(Layout region lines)
....

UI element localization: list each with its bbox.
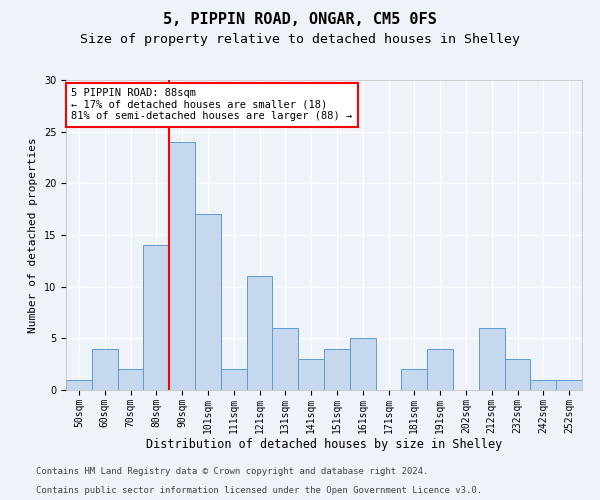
- Bar: [169, 142, 195, 390]
- Bar: [195, 214, 221, 390]
- Bar: [66, 380, 92, 390]
- Y-axis label: Number of detached properties: Number of detached properties: [28, 137, 38, 333]
- Text: 5 PIPPIN ROAD: 88sqm
← 17% of detached houses are smaller (18)
81% of semi-detac: 5 PIPPIN ROAD: 88sqm ← 17% of detached h…: [71, 88, 352, 122]
- Text: Size of property relative to detached houses in Shelley: Size of property relative to detached ho…: [80, 32, 520, 46]
- Bar: [427, 348, 453, 390]
- Bar: [401, 370, 427, 390]
- Bar: [530, 380, 556, 390]
- Bar: [350, 338, 376, 390]
- X-axis label: Distribution of detached houses by size in Shelley: Distribution of detached houses by size …: [146, 438, 502, 452]
- Bar: [247, 276, 272, 390]
- Bar: [143, 246, 169, 390]
- Bar: [324, 348, 350, 390]
- Bar: [505, 359, 530, 390]
- Bar: [556, 380, 582, 390]
- Text: Contains HM Land Registry data © Crown copyright and database right 2024.: Contains HM Land Registry data © Crown c…: [36, 467, 428, 476]
- Text: 5, PIPPIN ROAD, ONGAR, CM5 0FS: 5, PIPPIN ROAD, ONGAR, CM5 0FS: [163, 12, 437, 28]
- Bar: [118, 370, 143, 390]
- Bar: [92, 348, 118, 390]
- Bar: [479, 328, 505, 390]
- Text: Contains public sector information licensed under the Open Government Licence v3: Contains public sector information licen…: [36, 486, 482, 495]
- Bar: [298, 359, 324, 390]
- Bar: [272, 328, 298, 390]
- Bar: [221, 370, 247, 390]
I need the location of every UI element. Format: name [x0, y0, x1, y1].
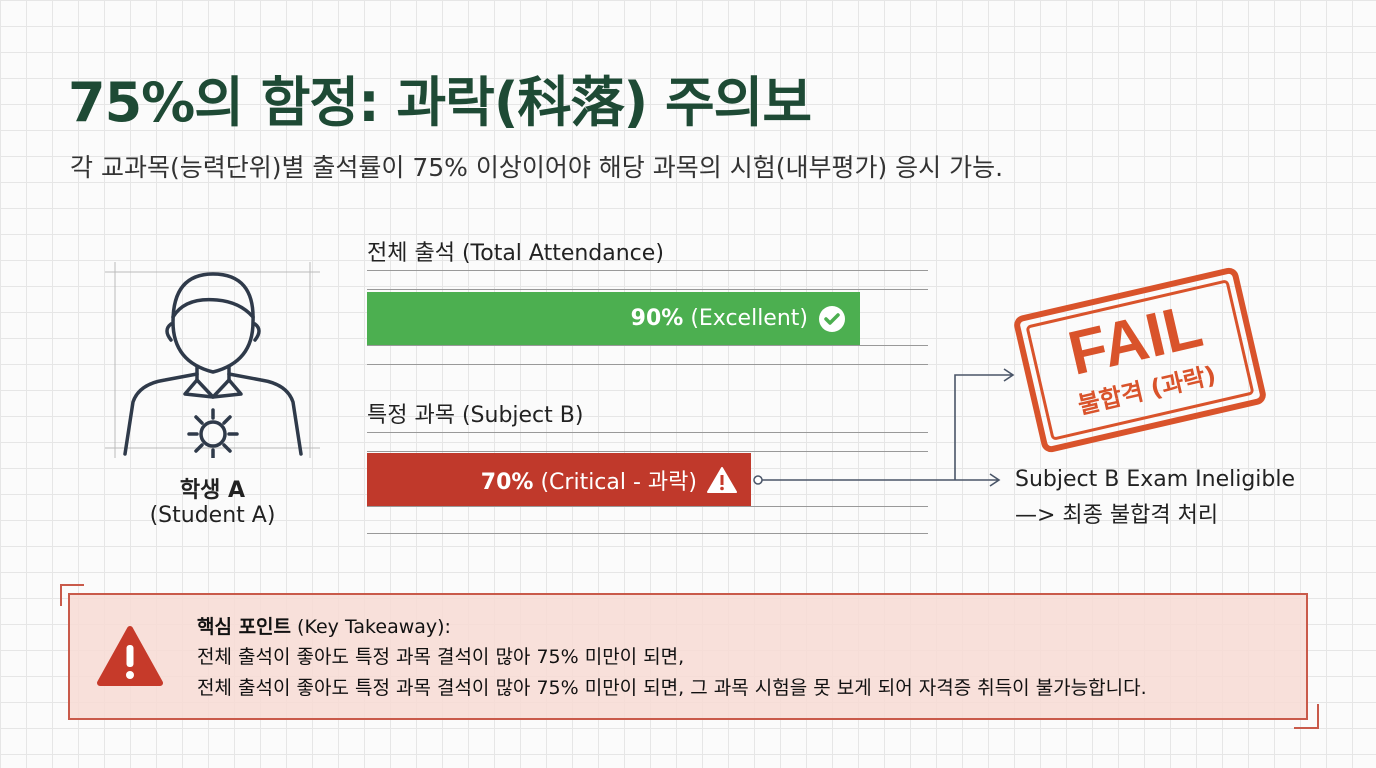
result-line1: Subject B Exam Ineligible — [1015, 467, 1296, 492]
page-title: 75%의 함정: 과락(科落) 주의보 — [68, 71, 812, 134]
frame-line — [367, 432, 928, 452]
warning-icon — [707, 466, 737, 493]
callout-line2: 전체 출석이 좋아도 특정 과목 결석이 많아 75% 미만이 되면, 그 과목… — [197, 677, 1147, 699]
person-gear-icon — [105, 262, 320, 460]
callout-line1: 전체 출석이 좋아도 특정 과목 결석이 많아 75% 미만이 되면, — [197, 646, 685, 668]
student-name-en: (Student A) — [149, 503, 276, 528]
frame-line — [367, 270, 928, 290]
student-name: 학생 A — [179, 478, 246, 503]
bar-total-attendance: 90% (Excellent) — [367, 292, 860, 345]
callout-corner-marks — [60, 584, 1319, 729]
subtitle: 각 교과목(능력단위)별 출석률이 75% 이상이어야 해당 과목의 시험(내부… — [70, 153, 1004, 182]
callout-heading: 핵심 포인트 (Key Takeaway): — [197, 616, 451, 638]
check-circle-icon — [819, 305, 845, 332]
key-takeaway-callout: 핵심 포인트 (Key Takeaway): 전체 출석이 좋아도 특정 과목 … — [68, 593, 1308, 720]
bar-value: 90% (Excellent) — [630, 306, 808, 331]
bar-label-subject: 특정 과목 (Subject B) — [367, 403, 584, 428]
frame-line — [367, 506, 928, 534]
frame-line — [367, 345, 928, 365]
student-figure — [105, 262, 320, 460]
warning-triangle-icon — [97, 626, 163, 686]
bar-label-total: 전체 출석 (Total Attendance) — [367, 241, 664, 266]
bar-value: 70% (Critical - 과락) — [480, 469, 697, 495]
bar-subject-b: 70% (Critical - 과락) — [367, 453, 751, 506]
result-line2: —> 최종 불합격 처리 — [1015, 503, 1219, 528]
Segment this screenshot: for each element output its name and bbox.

....

**What is required:** Please copy every one of the lines above word for word, omitting the pictures.

**Answer in full:**
UI element localization: list each with its bbox.
- Bar: [169, 142, 195, 390]
- Bar: [195, 214, 221, 390]
- Bar: [66, 380, 92, 390]
- Y-axis label: Number of detached properties: Number of detached properties: [28, 137, 38, 333]
- Text: 5 PIPPIN ROAD: 88sqm
← 17% of detached houses are smaller (18)
81% of semi-detac: 5 PIPPIN ROAD: 88sqm ← 17% of detached h…: [71, 88, 352, 122]
- Text: Size of property relative to detached houses in Shelley: Size of property relative to detached ho…: [80, 32, 520, 46]
- Bar: [427, 348, 453, 390]
- Bar: [401, 370, 427, 390]
- Bar: [530, 380, 556, 390]
- Bar: [350, 338, 376, 390]
- X-axis label: Distribution of detached houses by size in Shelley: Distribution of detached houses by size …: [146, 438, 502, 452]
- Bar: [247, 276, 272, 390]
- Bar: [143, 246, 169, 390]
- Bar: [324, 348, 350, 390]
- Bar: [505, 359, 530, 390]
- Bar: [556, 380, 582, 390]
- Text: Contains HM Land Registry data © Crown copyright and database right 2024.: Contains HM Land Registry data © Crown c…: [36, 467, 428, 476]
- Text: 5, PIPPIN ROAD, ONGAR, CM5 0FS: 5, PIPPIN ROAD, ONGAR, CM5 0FS: [163, 12, 437, 28]
- Bar: [118, 370, 143, 390]
- Bar: [92, 348, 118, 390]
- Bar: [479, 328, 505, 390]
- Text: Contains public sector information licensed under the Open Government Licence v3: Contains public sector information licen…: [36, 486, 482, 495]
- Bar: [298, 359, 324, 390]
- Bar: [272, 328, 298, 390]
- Bar: [221, 370, 247, 390]
I need the location of every UI element. Format: name [x0, y0, x1, y1].
result-line1: Subject B Exam Ineligible — [1015, 467, 1296, 492]
page-title: 75%의 함정: 과락(科落) 주의보 — [68, 71, 812, 134]
frame-line — [367, 432, 928, 452]
warning-icon — [707, 466, 737, 493]
callout-line2: 전체 출석이 좋아도 특정 과목 결석이 많아 75% 미만이 되면, 그 과목… — [197, 677, 1147, 699]
person-gear-icon — [105, 262, 320, 460]
callout-line1: 전체 출석이 좋아도 특정 과목 결석이 많아 75% 미만이 되면, — [197, 646, 685, 668]
student-name-en: (Student A) — [149, 503, 276, 528]
frame-line — [367, 270, 928, 290]
student-name: 학생 A — [179, 478, 246, 503]
bar-total-attendance: 90% (Excellent) — [367, 292, 860, 345]
callout-corner-marks — [60, 584, 1319, 729]
subtitle: 각 교과목(능력단위)별 출석률이 75% 이상이어야 해당 과목의 시험(내부… — [70, 153, 1004, 182]
callout-heading: 핵심 포인트 (Key Takeaway): — [197, 616, 451, 638]
check-circle-icon — [819, 305, 845, 332]
key-takeaway-callout: 핵심 포인트 (Key Takeaway): 전체 출석이 좋아도 특정 과목 … — [68, 593, 1308, 720]
bar-value: 90% (Excellent) — [630, 306, 808, 331]
bar-label-subject: 특정 과목 (Subject B) — [367, 403, 584, 428]
frame-line — [367, 506, 928, 534]
frame-line — [367, 345, 928, 365]
student-figure — [105, 262, 320, 460]
warning-triangle-icon — [97, 626, 163, 686]
bar-label-total: 전체 출석 (Total Attendance) — [367, 241, 664, 266]
bar-value: 70% (Critical - 과락) — [480, 469, 697, 495]
bar-subject-b: 70% (Critical - 과락) — [367, 453, 751, 506]
result-line2: —> 최종 불합격 처리 — [1015, 503, 1219, 528]
Segment this screenshot: for each element output its name and bbox.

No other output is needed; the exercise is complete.